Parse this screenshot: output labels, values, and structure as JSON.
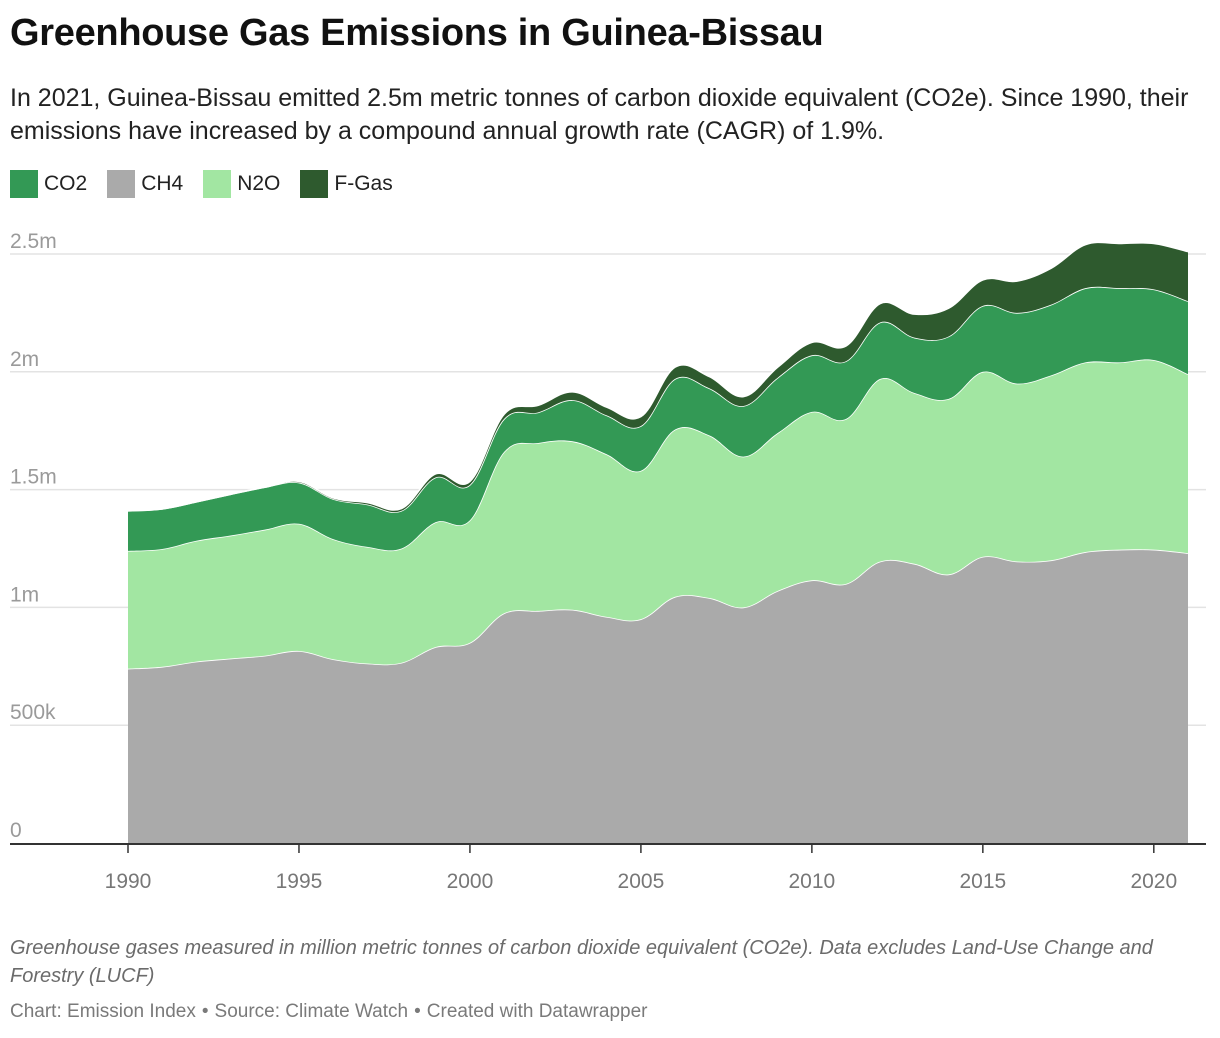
{
  "title": "Greenhouse Gas Emissions in Guinea-Bissau",
  "subtitle": "In 2021, Guinea-Bissau emitted 2.5m metric tonnes of carbon dioxide equivalent (CO2e). Since 1990, their emissions have increased by a compound annual growth rate (CAGR) of 1.9%.",
  "legend": [
    {
      "label": "CO2",
      "color": "#339955"
    },
    {
      "label": "CH4",
      "color": "#aaaaaa"
    },
    {
      "label": "N2O",
      "color": "#a2e6a2"
    },
    {
      "label": "F-Gas",
      "color": "#2e5a2e"
    }
  ],
  "note": "Greenhouse gases measured in million metric tonnes of carbon dioxide equivalent (CO2e). Data excludes Land-Use Change and Forestry (LUCF)",
  "credits": {
    "chart": "Chart: Emission Index",
    "source": "Source: Climate Watch",
    "created": "Created with Datawrapper"
  },
  "chart_data": {
    "type": "area",
    "stacked": true,
    "title": "Greenhouse Gas Emissions in Guinea-Bissau",
    "x": [
      1990,
      1991,
      1992,
      1993,
      1994,
      1995,
      1996,
      1997,
      1998,
      1999,
      2000,
      2001,
      2002,
      2003,
      2004,
      2005,
      2006,
      2007,
      2008,
      2009,
      2010,
      2011,
      2012,
      2013,
      2014,
      2015,
      2016,
      2017,
      2018,
      2019,
      2020,
      2021
    ],
    "xticks": [
      1990,
      1995,
      2000,
      2005,
      2010,
      2015,
      2020
    ],
    "ylim": [
      0,
      2500000
    ],
    "yticks": [
      {
        "value": 0,
        "label": "0"
      },
      {
        "value": 500000,
        "label": "500k"
      },
      {
        "value": 1000000,
        "label": "1m"
      },
      {
        "value": 1500000,
        "label": "1.5m"
      },
      {
        "value": 2000000,
        "label": "2m"
      },
      {
        "value": 2500000,
        "label": "2.5m"
      }
    ],
    "grid": true,
    "legend_position": "top-left",
    "series": [
      {
        "name": "CH4",
        "color": "#aaaaaa",
        "values": [
          740000,
          748000,
          770000,
          783000,
          795000,
          815000,
          780000,
          762000,
          765000,
          832000,
          850000,
          975000,
          985000,
          990000,
          960000,
          950000,
          1045000,
          1040000,
          1000000,
          1070000,
          1115000,
          1100000,
          1195000,
          1185000,
          1140000,
          1215000,
          1195000,
          1200000,
          1235000,
          1245000,
          1245000,
          1230000
        ]
      },
      {
        "name": "N2O",
        "color": "#a2e6a2",
        "values": [
          500000,
          500000,
          513000,
          522000,
          535000,
          540000,
          510000,
          495000,
          485000,
          530000,
          520000,
          685000,
          713000,
          715000,
          690000,
          630000,
          710000,
          690000,
          640000,
          670000,
          715000,
          700000,
          775000,
          725000,
          745000,
          785000,
          755000,
          785000,
          805000,
          795000,
          805000,
          760000
        ]
      },
      {
        "name": "CO2",
        "color": "#339955",
        "values": [
          170000,
          170000,
          165000,
          175000,
          180000,
          175000,
          170000,
          180000,
          160000,
          190000,
          150000,
          140000,
          130000,
          175000,
          165000,
          190000,
          215000,
          200000,
          215000,
          235000,
          240000,
          245000,
          240000,
          235000,
          265000,
          280000,
          300000,
          300000,
          315000,
          315000,
          300000,
          310000
        ]
      },
      {
        "name": "F-Gas",
        "color": "#2e5a2e",
        "values": [
          0,
          0,
          0,
          0,
          0,
          5000,
          5000,
          8000,
          10000,
          15000,
          15000,
          20000,
          30000,
          35000,
          35000,
          40000,
          50000,
          50000,
          40000,
          45000,
          55000,
          65000,
          80000,
          100000,
          120000,
          110000,
          135000,
          155000,
          185000,
          190000,
          195000,
          210000
        ]
      }
    ]
  }
}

* Task prompt:
From the entries above, copy every line where the word "equivalent" shows up.

* Correct output:
  "subtitle": "In 2021, Guinea-Bissau emitted 2.5m metric tonnes of carbon dioxide equivalent (CO2e). Since 1990, their emissions have increased by a compound annual growth rate (CAGR) of 1.9%.",
  "note": "Greenhouse gases measured in million metric tonnes of carbon dioxide equivalent (CO2e). Data excludes Land-Use Change and Forestry (LUCF)",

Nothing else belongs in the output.